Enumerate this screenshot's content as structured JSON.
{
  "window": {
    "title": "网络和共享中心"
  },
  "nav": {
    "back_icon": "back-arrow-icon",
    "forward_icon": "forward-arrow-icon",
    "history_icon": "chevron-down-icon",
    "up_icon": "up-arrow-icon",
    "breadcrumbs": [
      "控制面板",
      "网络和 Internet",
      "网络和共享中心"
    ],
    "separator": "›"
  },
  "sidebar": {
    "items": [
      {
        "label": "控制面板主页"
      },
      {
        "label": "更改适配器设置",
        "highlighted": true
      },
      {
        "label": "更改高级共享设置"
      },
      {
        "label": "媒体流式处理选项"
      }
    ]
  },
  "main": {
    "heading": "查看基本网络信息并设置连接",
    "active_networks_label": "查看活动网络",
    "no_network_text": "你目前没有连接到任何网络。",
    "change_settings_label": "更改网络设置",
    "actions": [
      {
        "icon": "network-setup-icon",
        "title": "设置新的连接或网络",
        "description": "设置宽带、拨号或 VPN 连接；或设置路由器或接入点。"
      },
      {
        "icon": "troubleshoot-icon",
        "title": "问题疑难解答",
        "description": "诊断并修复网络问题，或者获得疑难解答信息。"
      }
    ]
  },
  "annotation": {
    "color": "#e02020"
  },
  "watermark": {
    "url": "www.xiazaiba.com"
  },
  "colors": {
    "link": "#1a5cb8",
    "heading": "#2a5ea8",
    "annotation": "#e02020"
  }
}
━━━━━━━━━━━━━━━━
**Request**
Which lines hold the word "description"? Copy each of them from the records.

**Final result**
        "description": "设置宽带、拨号或 VPN 连接；或设置路由器或接入点。"
        "description": "诊断并修复网络问题，或者获得疑难解答信息。"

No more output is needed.